[Dataset records]

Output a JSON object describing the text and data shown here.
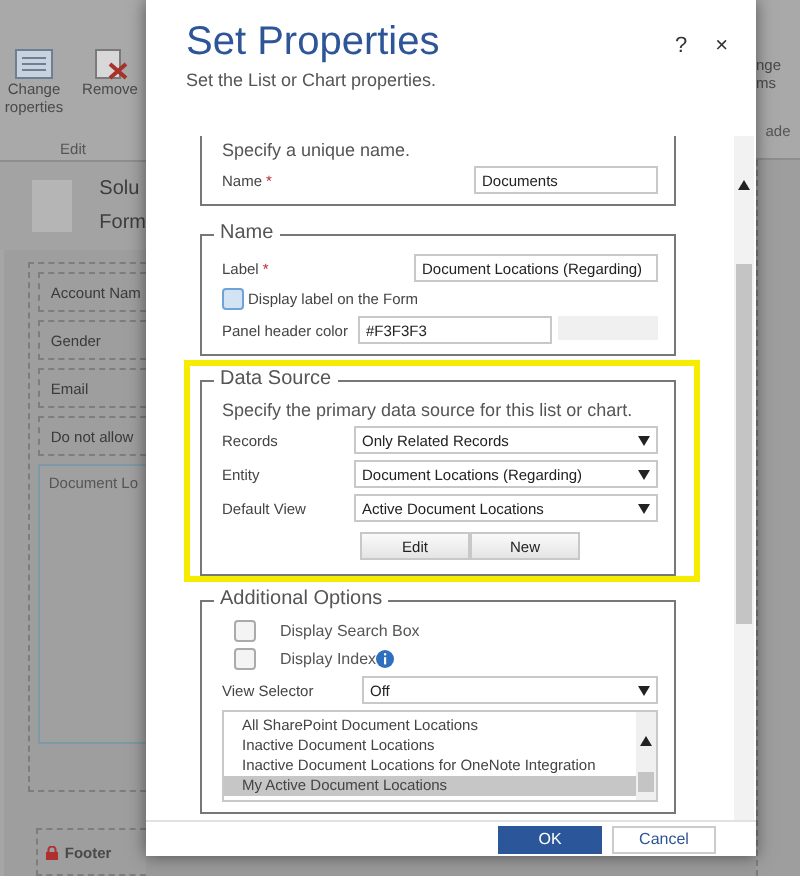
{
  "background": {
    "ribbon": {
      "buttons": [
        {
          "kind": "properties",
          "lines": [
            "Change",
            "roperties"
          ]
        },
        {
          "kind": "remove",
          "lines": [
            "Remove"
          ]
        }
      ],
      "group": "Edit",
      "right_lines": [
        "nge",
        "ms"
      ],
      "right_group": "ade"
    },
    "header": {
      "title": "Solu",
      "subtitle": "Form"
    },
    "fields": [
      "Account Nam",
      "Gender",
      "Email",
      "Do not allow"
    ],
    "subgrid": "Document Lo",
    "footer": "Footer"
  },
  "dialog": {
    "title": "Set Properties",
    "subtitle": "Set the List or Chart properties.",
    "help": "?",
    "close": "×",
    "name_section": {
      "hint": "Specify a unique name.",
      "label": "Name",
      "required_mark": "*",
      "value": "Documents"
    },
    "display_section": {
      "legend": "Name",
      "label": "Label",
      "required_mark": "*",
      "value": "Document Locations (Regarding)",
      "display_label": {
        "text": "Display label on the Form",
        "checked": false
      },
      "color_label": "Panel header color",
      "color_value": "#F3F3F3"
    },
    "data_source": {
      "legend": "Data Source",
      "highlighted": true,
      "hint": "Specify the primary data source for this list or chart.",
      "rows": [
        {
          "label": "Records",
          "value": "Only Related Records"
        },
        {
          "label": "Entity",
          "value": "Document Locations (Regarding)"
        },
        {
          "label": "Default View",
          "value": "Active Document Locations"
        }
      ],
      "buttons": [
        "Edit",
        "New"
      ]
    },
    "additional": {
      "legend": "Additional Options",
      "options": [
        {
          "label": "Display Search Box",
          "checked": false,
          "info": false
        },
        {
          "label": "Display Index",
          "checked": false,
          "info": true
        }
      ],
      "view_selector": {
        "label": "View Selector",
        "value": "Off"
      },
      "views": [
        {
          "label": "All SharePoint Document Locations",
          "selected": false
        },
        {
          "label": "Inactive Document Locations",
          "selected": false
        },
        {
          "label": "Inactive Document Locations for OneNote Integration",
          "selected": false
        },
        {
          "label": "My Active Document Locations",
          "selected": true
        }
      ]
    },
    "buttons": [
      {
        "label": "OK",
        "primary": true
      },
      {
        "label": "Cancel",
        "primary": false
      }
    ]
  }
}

THE REQUEST —
Using the records above, pull out each line where the word "subtitle" occurs.

FINAL RESULT —
      "subtitle": "Form"
    "subtitle": "Set the List or Chart properties.",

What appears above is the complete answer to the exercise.